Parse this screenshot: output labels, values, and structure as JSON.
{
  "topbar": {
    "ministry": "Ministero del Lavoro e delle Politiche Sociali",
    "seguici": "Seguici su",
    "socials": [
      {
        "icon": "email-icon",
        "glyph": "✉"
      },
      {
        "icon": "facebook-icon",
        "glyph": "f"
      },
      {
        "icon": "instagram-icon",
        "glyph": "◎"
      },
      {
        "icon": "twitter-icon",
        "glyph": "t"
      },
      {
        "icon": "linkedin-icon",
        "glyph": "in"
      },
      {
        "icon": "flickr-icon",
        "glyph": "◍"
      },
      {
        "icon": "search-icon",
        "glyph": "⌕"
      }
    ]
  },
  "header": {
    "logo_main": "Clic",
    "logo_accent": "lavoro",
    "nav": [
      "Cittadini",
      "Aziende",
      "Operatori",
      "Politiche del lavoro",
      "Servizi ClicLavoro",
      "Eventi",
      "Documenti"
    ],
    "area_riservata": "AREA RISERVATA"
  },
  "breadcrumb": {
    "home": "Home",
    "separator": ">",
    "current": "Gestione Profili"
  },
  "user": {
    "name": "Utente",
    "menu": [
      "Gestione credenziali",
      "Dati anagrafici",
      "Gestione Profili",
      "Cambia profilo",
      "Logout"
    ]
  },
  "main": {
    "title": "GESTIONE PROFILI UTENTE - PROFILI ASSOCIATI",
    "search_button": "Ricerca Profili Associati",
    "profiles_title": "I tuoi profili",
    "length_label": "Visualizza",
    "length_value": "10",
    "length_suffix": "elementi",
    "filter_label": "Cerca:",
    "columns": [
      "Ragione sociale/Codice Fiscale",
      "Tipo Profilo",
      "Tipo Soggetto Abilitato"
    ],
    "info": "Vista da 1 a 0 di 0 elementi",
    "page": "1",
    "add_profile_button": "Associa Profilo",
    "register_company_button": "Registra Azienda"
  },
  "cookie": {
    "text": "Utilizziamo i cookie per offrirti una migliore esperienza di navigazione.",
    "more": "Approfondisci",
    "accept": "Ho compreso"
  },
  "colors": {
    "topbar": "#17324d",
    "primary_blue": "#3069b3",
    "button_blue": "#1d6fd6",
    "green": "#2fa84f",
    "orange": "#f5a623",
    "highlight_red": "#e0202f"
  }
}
------------------------------------------------------------------------
**Written problem:**
Every line of the records that includes the word "Tipo" should be gathered.

**Correct answer:**
      "Tipo Profilo",
      "Tipo Soggetto Abilitato"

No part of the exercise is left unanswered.